**Instructions to follow:** Write out all the entries word for word and omit any pictures.

Data entries:
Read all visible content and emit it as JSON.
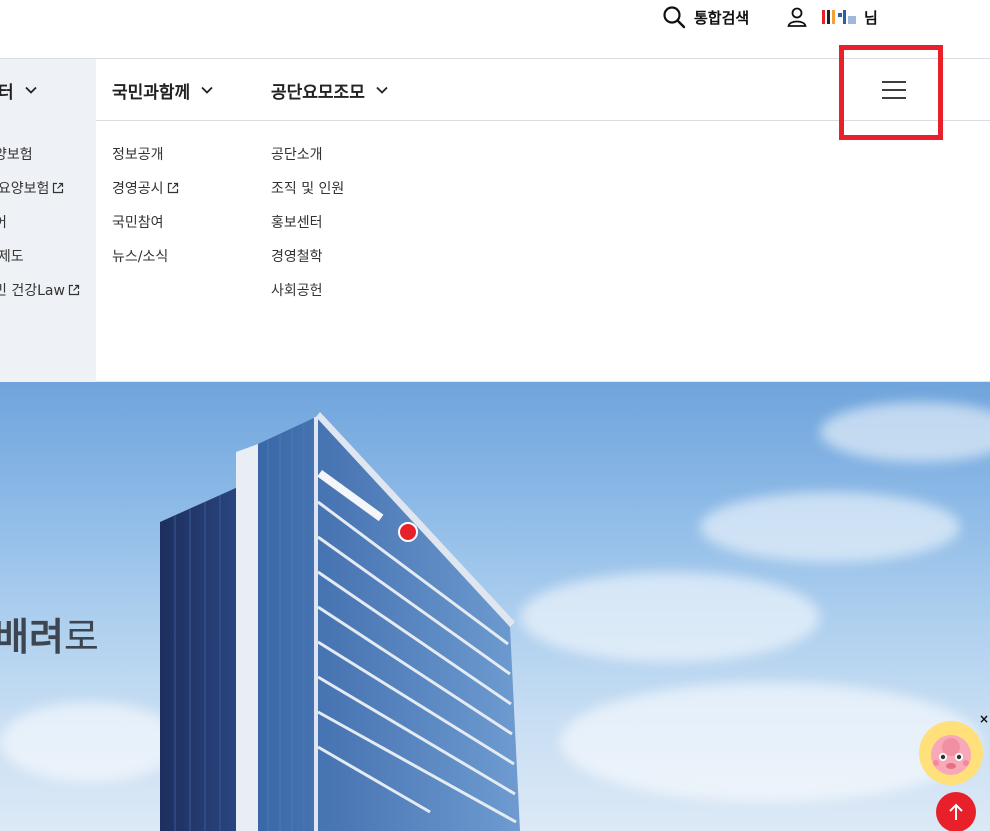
{
  "utility": {
    "search_label": "통합검색",
    "user_name_suffix": "님"
  },
  "gnb": {
    "items": [
      {
        "label": "터"
      },
      {
        "label": "국민과함께"
      },
      {
        "label": "공단요모조모"
      }
    ]
  },
  "dropdown": {
    "col0": [
      "양보험",
      "l요양보험",
      "어",
      "l제도",
      "민 건강Law"
    ],
    "col1": [
      "정보공개",
      "경영공시",
      "국민참여",
      "뉴스/소식"
    ],
    "col2": [
      "공단소개",
      "조직 및 인원",
      "홍보센터",
      "경영철학",
      "사회공헌"
    ]
  },
  "hero": {
    "headline_bold": "배려",
    "headline_light": "로"
  },
  "colors": {
    "accent_red": "#e8202a",
    "gnb_bg": "#eef1f5"
  }
}
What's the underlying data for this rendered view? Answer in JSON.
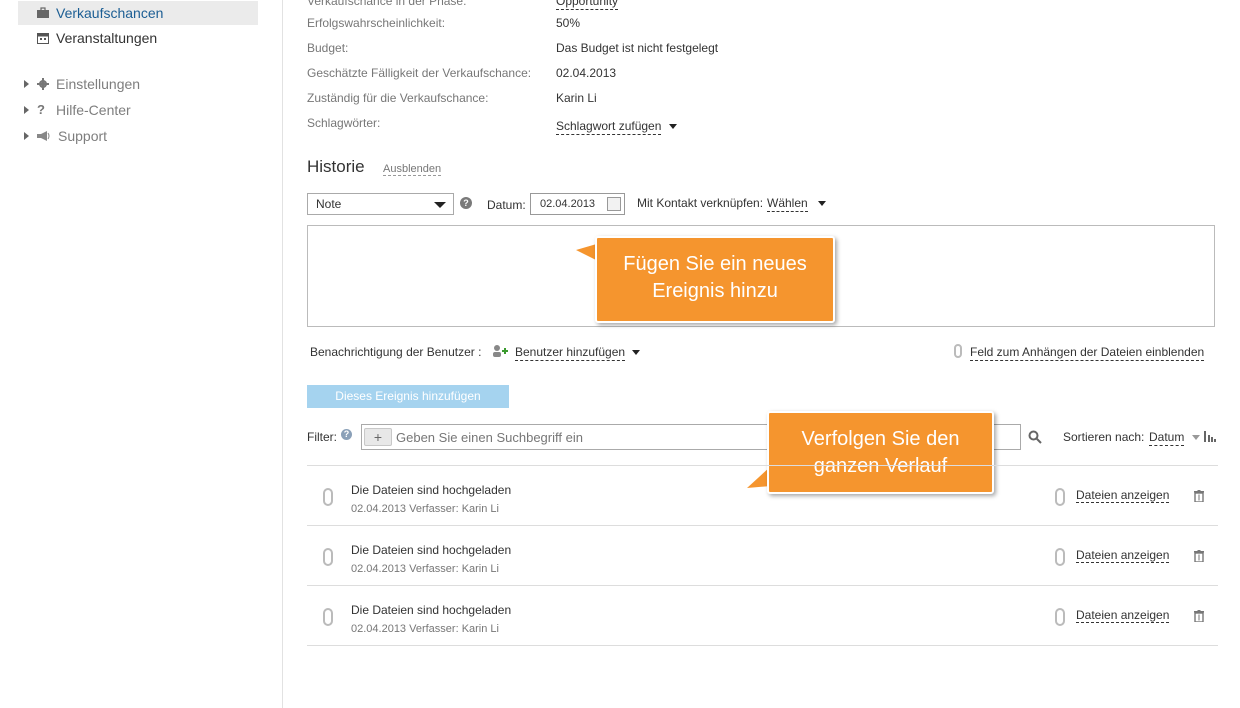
{
  "sidebar": {
    "items": [
      {
        "label": "Verkaufschancen",
        "icon": "briefcase-icon"
      },
      {
        "label": "Veranstaltungen",
        "icon": "calendar-icon"
      },
      {
        "label": "Einstellungen",
        "icon": "gear-icon"
      },
      {
        "label": "Hilfe-Center",
        "icon": "question-icon"
      },
      {
        "label": "Support",
        "icon": "megaphone-icon"
      }
    ]
  },
  "details": {
    "partial_label": "Verkaufschance in der Phase:",
    "partial_value": "Opportunity",
    "rows": [
      {
        "label": "Erfolgswahrscheinlichkeit:",
        "value": "50%"
      },
      {
        "label": "Budget:",
        "value": "Das Budget ist nicht festgelegt"
      },
      {
        "label": "Geschätzte Fälligkeit der Verkaufschance:",
        "value": "02.04.2013"
      },
      {
        "label": "Zuständig für die Verkaufschance:",
        "value": "Karin Li"
      },
      {
        "label": "Schlagwörter:",
        "value": "Schlagwort zufügen"
      }
    ]
  },
  "history": {
    "title": "Historie",
    "hide_link": "Ausblenden",
    "type_select": "Note",
    "date_label": "Datum:",
    "date_value": "02.04.2013",
    "contact_label": "Mit Kontakt verknüpfen:",
    "contact_value": "Wählen",
    "notify_label": "Benachrichtigung der Benutzer :",
    "add_users": "Benutzer hinzufügen",
    "attach_link": "Feld zum Anhängen der Dateien einblenden",
    "add_event_button": "Dieses Ereignis hinzufügen",
    "filter_label": "Filter:",
    "search_placeholder": "Geben Sie einen Suchbegriff ein",
    "sort_label": "Sortieren nach:",
    "sort_value": "Datum",
    "entries": [
      {
        "title": "Die Dateien sind hochgeladen",
        "meta": "02.04.2013 Verfasser: Karin Li",
        "action": "Dateien anzeigen"
      },
      {
        "title": "Die Dateien sind hochgeladen",
        "meta": "02.04.2013 Verfasser: Karin Li",
        "action": "Dateien anzeigen"
      },
      {
        "title": "Die Dateien sind hochgeladen",
        "meta": "02.04.2013 Verfasser: Karin Li",
        "action": "Dateien anzeigen"
      }
    ]
  },
  "callouts": {
    "add_event": "Fügen Sie ein neues Ereignis hinzu",
    "track_history": "Verfolgen Sie den ganzen Verlauf"
  },
  "colors": {
    "accent": "#1c5e94",
    "callout": "#f5952e",
    "disabled_button": "#a5d3ef"
  }
}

**Correct response:**
Read all visible content and emit it as JSON.
{
  "utility": {
    "search_label": "통합검색",
    "user_name_suffix": "님"
  },
  "gnb": {
    "items": [
      {
        "label": "터"
      },
      {
        "label": "국민과함께"
      },
      {
        "label": "공단요모조모"
      }
    ]
  },
  "dropdown": {
    "col0": [
      "양보험",
      "l요양보험",
      "어",
      "l제도",
      "민 건강Law"
    ],
    "col1": [
      "정보공개",
      "경영공시",
      "국민참여",
      "뉴스/소식"
    ],
    "col2": [
      "공단소개",
      "조직 및 인원",
      "홍보센터",
      "경영철학",
      "사회공헌"
    ]
  },
  "hero": {
    "headline_bold": "배려",
    "headline_light": "로"
  },
  "colors": {
    "accent_red": "#e8202a",
    "gnb_bg": "#eef1f5"
  }
}
What's the underlying data for this rendered view? Answer in JSON.
{
  "sidebar": {
    "items": [
      {
        "label": "Verkaufschancen",
        "icon": "briefcase-icon"
      },
      {
        "label": "Veranstaltungen",
        "icon": "calendar-icon"
      },
      {
        "label": "Einstellungen",
        "icon": "gear-icon"
      },
      {
        "label": "Hilfe-Center",
        "icon": "question-icon"
      },
      {
        "label": "Support",
        "icon": "megaphone-icon"
      }
    ]
  },
  "details": {
    "partial_label": "Verkaufschance in der Phase:",
    "partial_value": "Opportunity",
    "rows": [
      {
        "label": "Erfolgswahrscheinlichkeit:",
        "value": "50%"
      },
      {
        "label": "Budget:",
        "value": "Das Budget ist nicht festgelegt"
      },
      {
        "label": "Geschätzte Fälligkeit der Verkaufschance:",
        "value": "02.04.2013"
      },
      {
        "label": "Zuständig für die Verkaufschance:",
        "value": "Karin Li"
      },
      {
        "label": "Schlagwörter:",
        "value": "Schlagwort zufügen"
      }
    ]
  },
  "history": {
    "title": "Historie",
    "hide_link": "Ausblenden",
    "type_select": "Note",
    "date_label": "Datum:",
    "date_value": "02.04.2013",
    "contact_label": "Mit Kontakt verknüpfen:",
    "contact_value": "Wählen",
    "notify_label": "Benachrichtigung der Benutzer :",
    "add_users": "Benutzer hinzufügen",
    "attach_link": "Feld zum Anhängen der Dateien einblenden",
    "add_event_button": "Dieses Ereignis hinzufügen",
    "filter_label": "Filter:",
    "search_placeholder": "Geben Sie einen Suchbegriff ein",
    "sort_label": "Sortieren nach:",
    "sort_value": "Datum",
    "entries": [
      {
        "title": "Die Dateien sind hochgeladen",
        "meta": "02.04.2013 Verfasser: Karin Li",
        "action": "Dateien anzeigen"
      },
      {
        "title": "Die Dateien sind hochgeladen",
        "meta": "02.04.2013 Verfasser: Karin Li",
        "action": "Dateien anzeigen"
      },
      {
        "title": "Die Dateien sind hochgeladen",
        "meta": "02.04.2013 Verfasser: Karin Li",
        "action": "Dateien anzeigen"
      }
    ]
  },
  "callouts": {
    "add_event": "Fügen Sie ein neues Ereignis hinzu",
    "track_history": "Verfolgen Sie den ganzen Verlauf"
  },
  "colors": {
    "accent": "#1c5e94",
    "callout": "#f5952e",
    "disabled_button": "#a5d3ef"
  }
}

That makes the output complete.